*** The records ***

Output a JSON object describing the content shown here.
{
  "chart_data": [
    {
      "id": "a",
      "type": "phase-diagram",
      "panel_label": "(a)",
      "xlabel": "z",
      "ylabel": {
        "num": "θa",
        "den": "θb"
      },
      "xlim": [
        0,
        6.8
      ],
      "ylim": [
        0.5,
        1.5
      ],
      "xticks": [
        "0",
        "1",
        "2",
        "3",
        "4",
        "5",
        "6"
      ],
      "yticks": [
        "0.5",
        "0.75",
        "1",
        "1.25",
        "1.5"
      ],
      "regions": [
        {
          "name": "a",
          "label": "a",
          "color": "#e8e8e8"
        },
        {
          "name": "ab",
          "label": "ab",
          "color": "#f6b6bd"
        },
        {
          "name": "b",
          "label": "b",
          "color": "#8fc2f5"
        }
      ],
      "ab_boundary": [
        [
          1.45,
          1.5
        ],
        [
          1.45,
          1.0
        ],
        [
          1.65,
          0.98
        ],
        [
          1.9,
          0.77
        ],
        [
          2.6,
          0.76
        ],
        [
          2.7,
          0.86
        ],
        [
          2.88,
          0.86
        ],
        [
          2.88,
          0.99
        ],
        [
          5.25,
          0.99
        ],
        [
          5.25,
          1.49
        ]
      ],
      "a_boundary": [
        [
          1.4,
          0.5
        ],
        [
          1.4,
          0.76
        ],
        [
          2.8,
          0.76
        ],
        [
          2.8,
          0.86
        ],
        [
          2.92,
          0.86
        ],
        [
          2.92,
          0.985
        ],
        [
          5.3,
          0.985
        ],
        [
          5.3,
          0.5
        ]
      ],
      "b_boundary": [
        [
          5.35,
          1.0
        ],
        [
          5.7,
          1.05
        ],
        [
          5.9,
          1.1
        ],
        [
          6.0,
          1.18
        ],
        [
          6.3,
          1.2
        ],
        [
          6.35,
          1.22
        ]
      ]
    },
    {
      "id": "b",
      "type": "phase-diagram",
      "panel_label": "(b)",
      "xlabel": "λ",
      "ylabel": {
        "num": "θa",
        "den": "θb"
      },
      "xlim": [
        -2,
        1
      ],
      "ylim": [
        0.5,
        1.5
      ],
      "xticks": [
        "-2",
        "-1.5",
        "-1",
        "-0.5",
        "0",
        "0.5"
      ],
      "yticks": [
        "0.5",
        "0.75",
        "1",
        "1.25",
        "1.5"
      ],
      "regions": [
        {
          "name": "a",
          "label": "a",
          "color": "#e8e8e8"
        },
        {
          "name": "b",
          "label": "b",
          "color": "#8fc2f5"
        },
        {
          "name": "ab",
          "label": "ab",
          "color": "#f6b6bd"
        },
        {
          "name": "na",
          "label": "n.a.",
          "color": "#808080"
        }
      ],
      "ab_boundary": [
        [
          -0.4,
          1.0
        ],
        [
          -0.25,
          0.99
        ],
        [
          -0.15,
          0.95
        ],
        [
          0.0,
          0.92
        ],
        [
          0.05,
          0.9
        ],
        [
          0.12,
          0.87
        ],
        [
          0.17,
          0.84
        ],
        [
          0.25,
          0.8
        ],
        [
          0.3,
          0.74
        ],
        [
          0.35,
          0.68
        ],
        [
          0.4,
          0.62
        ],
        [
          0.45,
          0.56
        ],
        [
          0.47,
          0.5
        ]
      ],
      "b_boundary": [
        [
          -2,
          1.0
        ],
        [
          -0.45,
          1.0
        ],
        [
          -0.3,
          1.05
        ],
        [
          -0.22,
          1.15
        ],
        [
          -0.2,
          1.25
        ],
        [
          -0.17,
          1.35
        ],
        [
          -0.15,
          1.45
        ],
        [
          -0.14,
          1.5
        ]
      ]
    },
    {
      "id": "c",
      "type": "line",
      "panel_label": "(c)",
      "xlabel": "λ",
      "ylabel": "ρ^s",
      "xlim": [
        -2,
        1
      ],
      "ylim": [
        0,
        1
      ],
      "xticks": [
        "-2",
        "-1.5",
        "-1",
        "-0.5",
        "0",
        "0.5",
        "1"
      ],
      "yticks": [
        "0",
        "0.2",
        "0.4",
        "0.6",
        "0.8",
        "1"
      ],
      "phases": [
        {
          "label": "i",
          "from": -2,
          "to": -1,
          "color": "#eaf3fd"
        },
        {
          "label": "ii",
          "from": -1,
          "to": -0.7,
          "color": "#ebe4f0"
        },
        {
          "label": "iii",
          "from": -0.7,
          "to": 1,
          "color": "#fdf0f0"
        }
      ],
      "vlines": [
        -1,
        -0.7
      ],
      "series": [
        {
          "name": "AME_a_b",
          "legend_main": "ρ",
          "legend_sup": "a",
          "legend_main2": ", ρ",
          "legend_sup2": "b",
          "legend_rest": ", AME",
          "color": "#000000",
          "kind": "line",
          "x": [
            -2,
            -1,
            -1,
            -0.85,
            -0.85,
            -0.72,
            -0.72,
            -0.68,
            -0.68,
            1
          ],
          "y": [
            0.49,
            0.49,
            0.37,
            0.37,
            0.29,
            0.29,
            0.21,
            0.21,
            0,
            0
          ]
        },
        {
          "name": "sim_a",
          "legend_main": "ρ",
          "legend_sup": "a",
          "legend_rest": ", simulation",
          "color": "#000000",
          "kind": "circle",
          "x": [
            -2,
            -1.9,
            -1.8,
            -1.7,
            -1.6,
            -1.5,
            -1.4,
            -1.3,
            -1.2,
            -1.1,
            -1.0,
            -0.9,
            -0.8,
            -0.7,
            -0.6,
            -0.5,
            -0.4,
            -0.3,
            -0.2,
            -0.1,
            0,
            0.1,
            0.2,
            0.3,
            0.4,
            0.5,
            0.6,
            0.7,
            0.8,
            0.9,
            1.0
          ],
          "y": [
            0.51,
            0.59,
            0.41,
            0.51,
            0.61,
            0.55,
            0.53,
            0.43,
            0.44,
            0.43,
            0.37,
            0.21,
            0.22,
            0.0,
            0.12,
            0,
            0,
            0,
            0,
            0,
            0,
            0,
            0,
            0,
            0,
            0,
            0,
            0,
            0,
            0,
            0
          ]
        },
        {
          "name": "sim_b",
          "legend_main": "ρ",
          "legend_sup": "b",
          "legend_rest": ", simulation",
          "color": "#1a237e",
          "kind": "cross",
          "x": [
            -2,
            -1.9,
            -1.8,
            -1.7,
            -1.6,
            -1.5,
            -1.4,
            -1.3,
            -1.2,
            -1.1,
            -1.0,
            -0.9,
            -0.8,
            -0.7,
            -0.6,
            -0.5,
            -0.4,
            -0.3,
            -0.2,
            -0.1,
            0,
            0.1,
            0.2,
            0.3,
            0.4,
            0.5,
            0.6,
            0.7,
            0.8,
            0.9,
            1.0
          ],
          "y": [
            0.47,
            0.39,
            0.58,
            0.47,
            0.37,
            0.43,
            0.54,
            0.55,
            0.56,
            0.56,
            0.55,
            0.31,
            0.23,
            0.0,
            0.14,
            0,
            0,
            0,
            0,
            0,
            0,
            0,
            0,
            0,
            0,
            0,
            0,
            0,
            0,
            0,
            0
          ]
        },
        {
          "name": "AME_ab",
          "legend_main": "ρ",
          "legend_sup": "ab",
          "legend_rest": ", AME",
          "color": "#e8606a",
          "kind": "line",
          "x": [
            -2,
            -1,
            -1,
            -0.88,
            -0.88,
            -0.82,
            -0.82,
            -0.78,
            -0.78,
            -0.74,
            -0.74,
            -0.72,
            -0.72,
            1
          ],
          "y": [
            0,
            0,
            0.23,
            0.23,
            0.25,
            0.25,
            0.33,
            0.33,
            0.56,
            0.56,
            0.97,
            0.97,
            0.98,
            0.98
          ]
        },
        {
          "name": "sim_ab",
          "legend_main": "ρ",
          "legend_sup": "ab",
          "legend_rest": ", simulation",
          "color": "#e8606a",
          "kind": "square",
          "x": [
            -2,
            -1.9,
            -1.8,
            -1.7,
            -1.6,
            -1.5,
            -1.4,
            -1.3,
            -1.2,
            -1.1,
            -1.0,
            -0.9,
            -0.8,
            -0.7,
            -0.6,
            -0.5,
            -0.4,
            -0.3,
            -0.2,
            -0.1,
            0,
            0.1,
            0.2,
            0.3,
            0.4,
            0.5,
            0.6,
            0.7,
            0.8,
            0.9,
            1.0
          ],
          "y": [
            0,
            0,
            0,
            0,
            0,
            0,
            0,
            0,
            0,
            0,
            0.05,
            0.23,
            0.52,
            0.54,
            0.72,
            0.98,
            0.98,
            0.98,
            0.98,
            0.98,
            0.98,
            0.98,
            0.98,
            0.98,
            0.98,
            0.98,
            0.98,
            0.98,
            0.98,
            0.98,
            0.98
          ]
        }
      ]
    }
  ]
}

***

Aim of the exercise
Give only the number of lines that include the word "name".

Correct answer
12